■ Materials provided
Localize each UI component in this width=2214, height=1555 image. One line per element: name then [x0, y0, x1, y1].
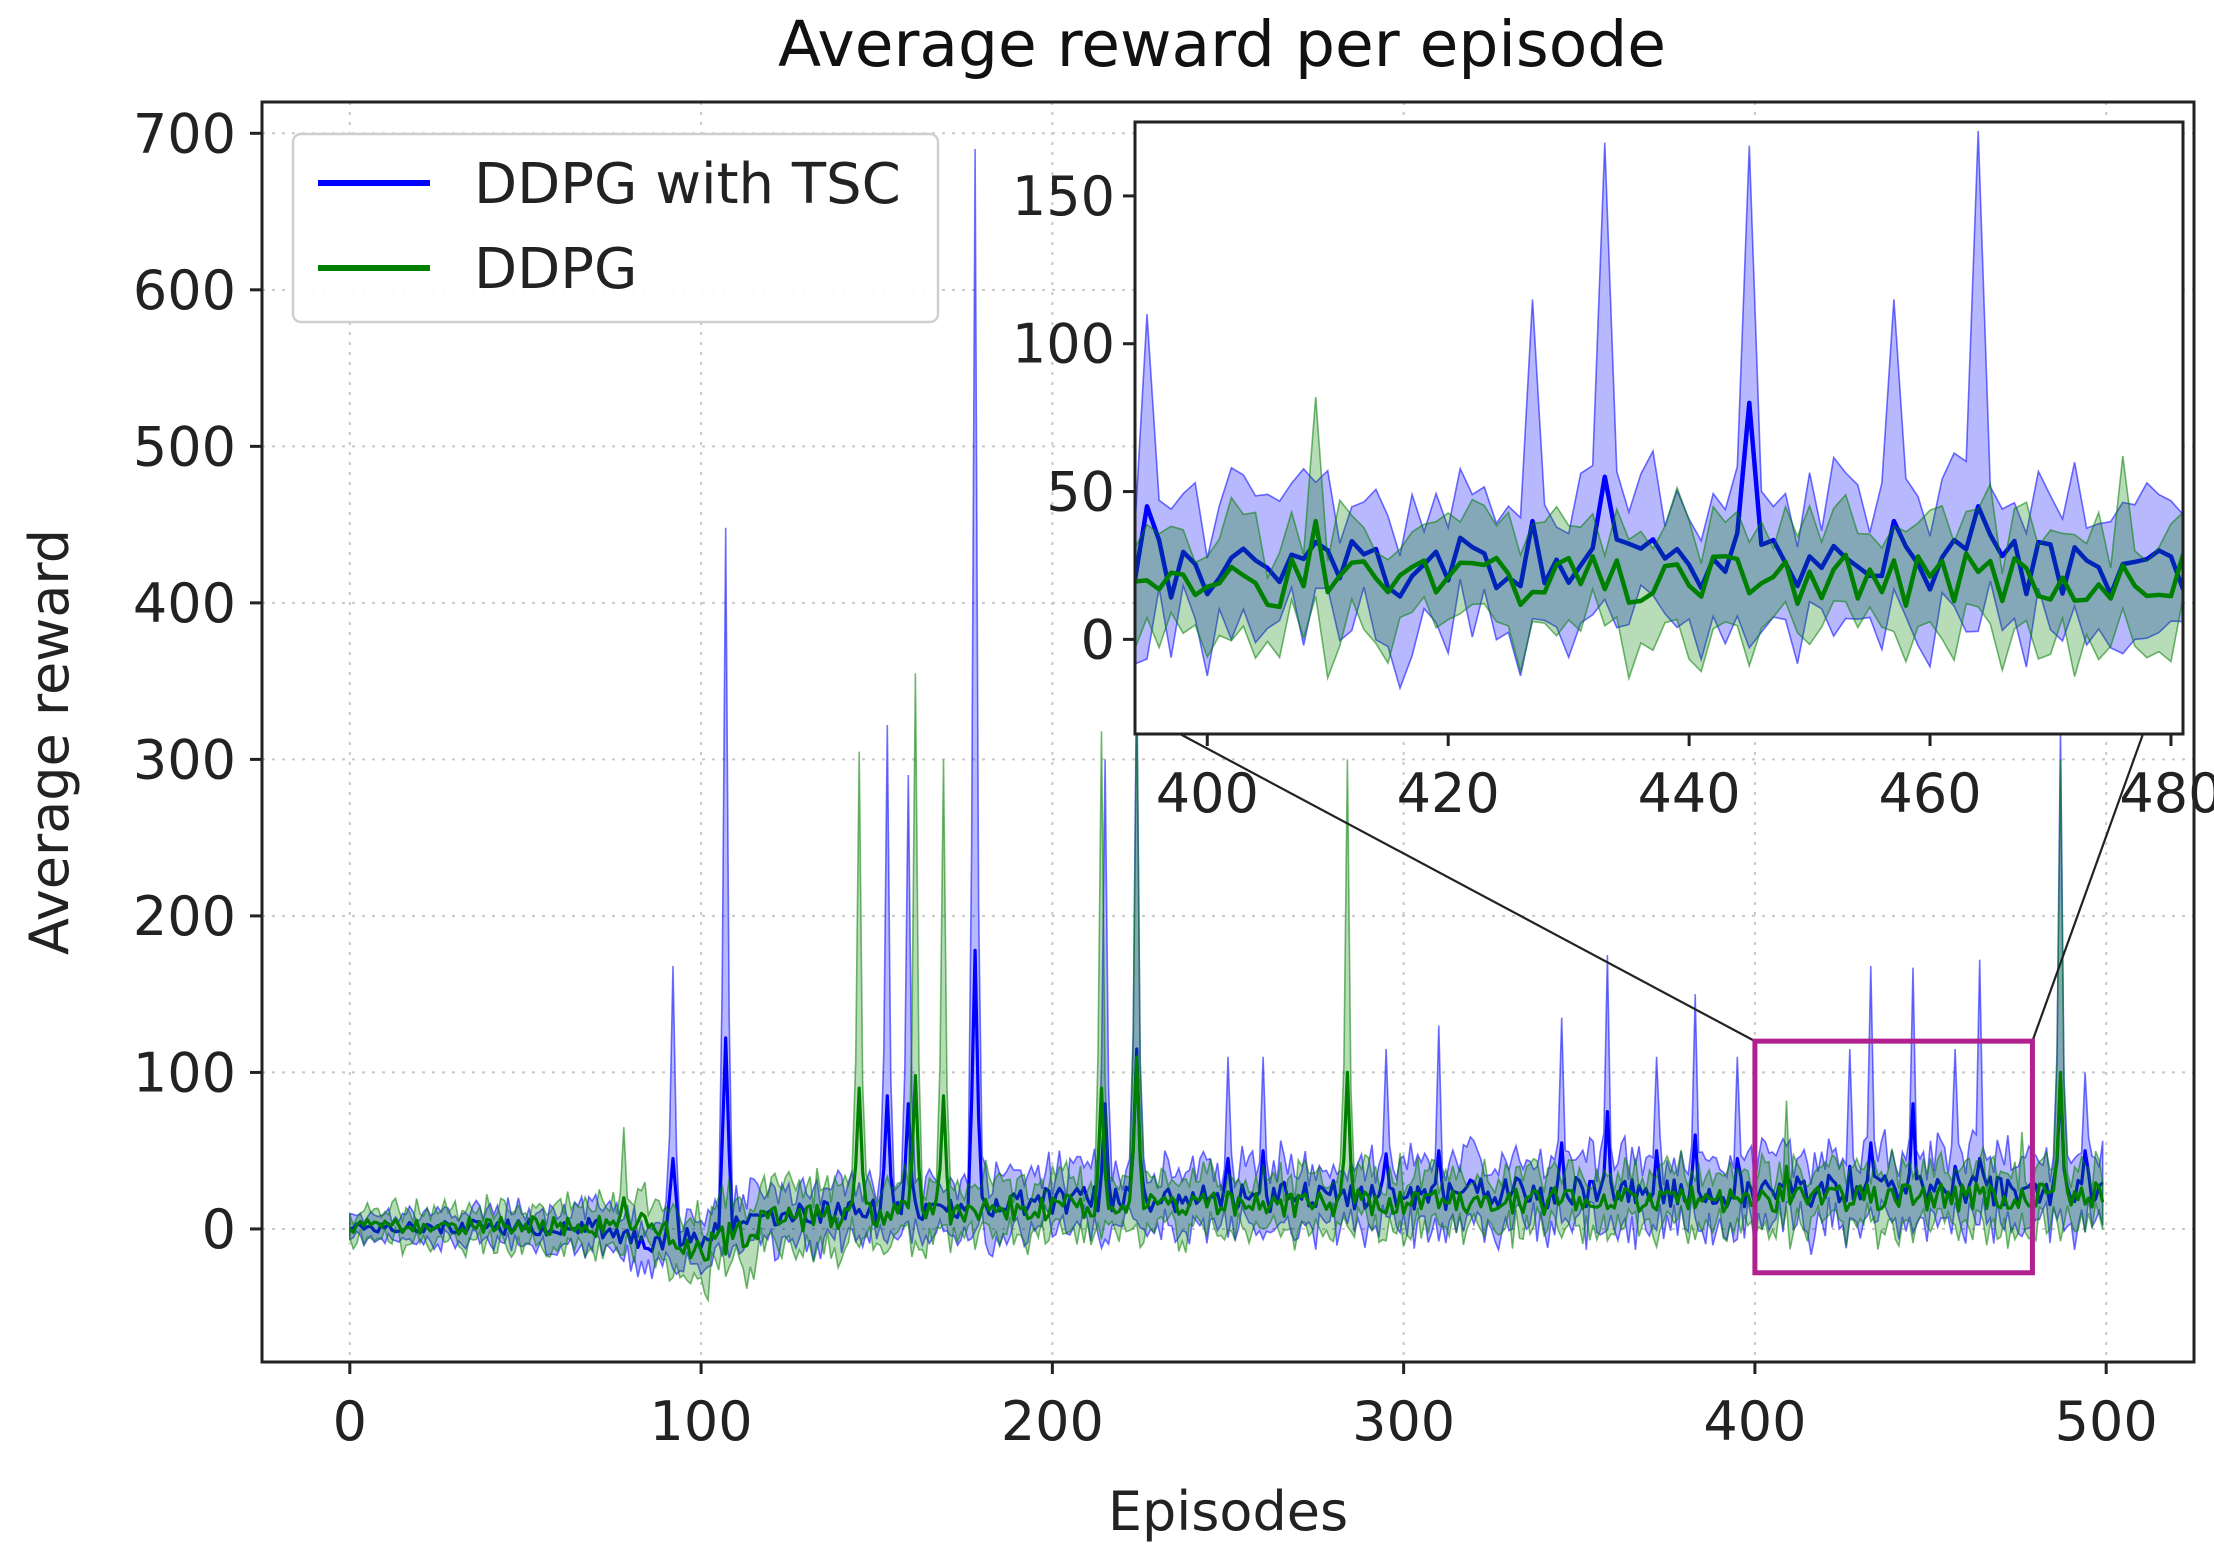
inset-x-tick-label: 480: [2119, 762, 2214, 825]
inset-mean-line-ddpg: [1135, 518, 2183, 610]
y-axis-label: Average reward: [18, 529, 81, 955]
inset-x-axis-ticks: 400 420 440 460 480: [1156, 734, 2214, 825]
y-tick-label: 200: [133, 885, 236, 948]
inset-x-tick-label: 460: [1878, 762, 1981, 825]
y-tick-label: 400: [133, 572, 236, 635]
inset-x-tick-label: 420: [1397, 762, 1500, 825]
inset-band-ddpg-with-tsc: [1135, 130, 2183, 691]
x-tick-label: 500: [2055, 1390, 2158, 1453]
inset-plot: 400 420 440 460 480 0 50 100 150: [1012, 120, 2214, 825]
inset-y-axis-ticks: 0 50 100 150: [1012, 165, 1135, 671]
main-series-layer: [348, 148, 2105, 1304]
inset-band-ddpg: [1135, 396, 2183, 682]
chart-title: Average reward per episode: [778, 8, 1666, 81]
inset-x-tick-label: 400: [1156, 762, 1259, 825]
y-tick-label: 0: [202, 1198, 236, 1261]
main-plot-frame: [260, 100, 2196, 1364]
main-band-ddpg: [349, 673, 2104, 1304]
main-x-axis-ticks: 0 100 200 300 400 500: [333, 1362, 2158, 1453]
inset-y-tick-label: 150: [1012, 165, 1115, 228]
inset-plot-frame: [1133, 120, 2185, 736]
zoom-connector-right: [2031, 733, 2145, 1042]
legend-label-ddpg: DDPG: [474, 237, 637, 302]
x-tick-label: 100: [650, 1390, 753, 1453]
inset-y-tick-label: 0: [1081, 608, 1115, 671]
legend-label-ddpg-with-tsc: DDPG with TSC: [474, 152, 901, 217]
x-axis-label: Episodes: [1108, 1480, 1348, 1543]
x-tick-label: 300: [1352, 1390, 1455, 1453]
zoom-connector-left: [1179, 733, 1756, 1043]
inset-y-tick-label: 100: [1012, 313, 1115, 376]
main-mean-line-ddpg: [348, 1055, 2105, 1262]
zoom-region-box: [1752, 1038, 2035, 1276]
legend-box: [291, 132, 940, 324]
zoom-indicator: [1179, 733, 2145, 1276]
inset-series-layer: [1135, 130, 2183, 691]
main-y-axis-ticks: 0 100 200 300 400 500 600 700: [133, 102, 262, 1261]
inset-y-tick-label: 50: [1046, 461, 1115, 524]
legend: DDPG with TSC DDPG: [291, 132, 940, 324]
x-tick-label: 0: [333, 1390, 367, 1453]
y-tick-label: 500: [133, 415, 236, 478]
inset-x-tick-label: 440: [1638, 762, 1741, 825]
x-tick-label: 400: [1703, 1390, 1806, 1453]
y-tick-label: 100: [133, 1041, 236, 1104]
inset-plot-area: [1135, 122, 2183, 734]
x-tick-label: 200: [1001, 1390, 1104, 1453]
y-tick-label: 600: [133, 259, 236, 322]
y-tick-label: 700: [133, 102, 236, 165]
inset-mean-line-ddpg-with-tsc: [1135, 400, 2183, 600]
y-tick-label: 300: [133, 728, 236, 791]
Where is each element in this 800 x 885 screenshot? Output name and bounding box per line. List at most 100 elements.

■ Short task
Copy all of the rows above word for word, leaving out the pictures.

■ Complete output
Localize each UI component in this width=2214, height=1555 image. One line per element: name then [x0, y0, x1, y1].
inset-x-tick-label: 480: [2119, 762, 2214, 825]
inset-mean-line-ddpg: [1135, 518, 2183, 610]
y-axis-label: Average reward: [18, 529, 81, 955]
inset-x-axis-ticks: 400 420 440 460 480: [1156, 734, 2214, 825]
y-tick-label: 200: [133, 885, 236, 948]
inset-x-tick-label: 460: [1878, 762, 1981, 825]
y-tick-label: 400: [133, 572, 236, 635]
inset-x-tick-label: 420: [1397, 762, 1500, 825]
inset-band-ddpg-with-tsc: [1135, 130, 2183, 691]
x-tick-label: 500: [2055, 1390, 2158, 1453]
inset-plot: 400 420 440 460 480 0 50 100 150: [1012, 120, 2214, 825]
inset-y-axis-ticks: 0 50 100 150: [1012, 165, 1135, 671]
main-series-layer: [348, 148, 2105, 1304]
inset-band-ddpg: [1135, 396, 2183, 682]
chart-title: Average reward per episode: [778, 8, 1666, 81]
inset-x-tick-label: 400: [1156, 762, 1259, 825]
y-tick-label: 0: [202, 1198, 236, 1261]
main-plot-frame: [260, 100, 2196, 1364]
main-band-ddpg: [349, 673, 2104, 1304]
main-x-axis-ticks: 0 100 200 300 400 500: [333, 1362, 2158, 1453]
inset-y-tick-label: 150: [1012, 165, 1115, 228]
inset-plot-frame: [1133, 120, 2185, 736]
zoom-connector-right: [2031, 733, 2145, 1042]
legend-label-ddpg: DDPG: [474, 237, 637, 302]
x-tick-label: 100: [650, 1390, 753, 1453]
inset-y-tick-label: 0: [1081, 608, 1115, 671]
legend-label-ddpg-with-tsc: DDPG with TSC: [474, 152, 901, 217]
x-axis-label: Episodes: [1108, 1480, 1348, 1543]
x-tick-label: 300: [1352, 1390, 1455, 1453]
zoom-connector-left: [1179, 733, 1756, 1043]
inset-y-tick-label: 100: [1012, 313, 1115, 376]
main-mean-line-ddpg: [348, 1055, 2105, 1262]
zoom-region-box: [1752, 1038, 2035, 1276]
legend-box: [291, 132, 940, 324]
zoom-indicator: [1179, 733, 2145, 1276]
inset-series-layer: [1135, 130, 2183, 691]
main-y-axis-ticks: 0 100 200 300 400 500 600 700: [133, 102, 262, 1261]
inset-y-tick-label: 50: [1046, 461, 1115, 524]
legend: DDPG with TSC DDPG: [291, 132, 940, 324]
x-tick-label: 0: [333, 1390, 367, 1453]
y-tick-label: 500: [133, 415, 236, 478]
inset-x-tick-label: 440: [1638, 762, 1741, 825]
x-tick-label: 400: [1703, 1390, 1806, 1453]
y-tick-label: 100: [133, 1041, 236, 1104]
inset-plot-area: [1135, 122, 2183, 734]
x-tick-label: 200: [1001, 1390, 1104, 1453]
y-tick-label: 600: [133, 259, 236, 322]
y-tick-label: 700: [133, 102, 236, 165]
inset-mean-line-ddpg-with-tsc: [1135, 400, 2183, 600]
y-tick-label: 300: [133, 728, 236, 791]
Where is each element in this 800 x 885 screenshot? Output name and bounding box per line. List at most 100 elements.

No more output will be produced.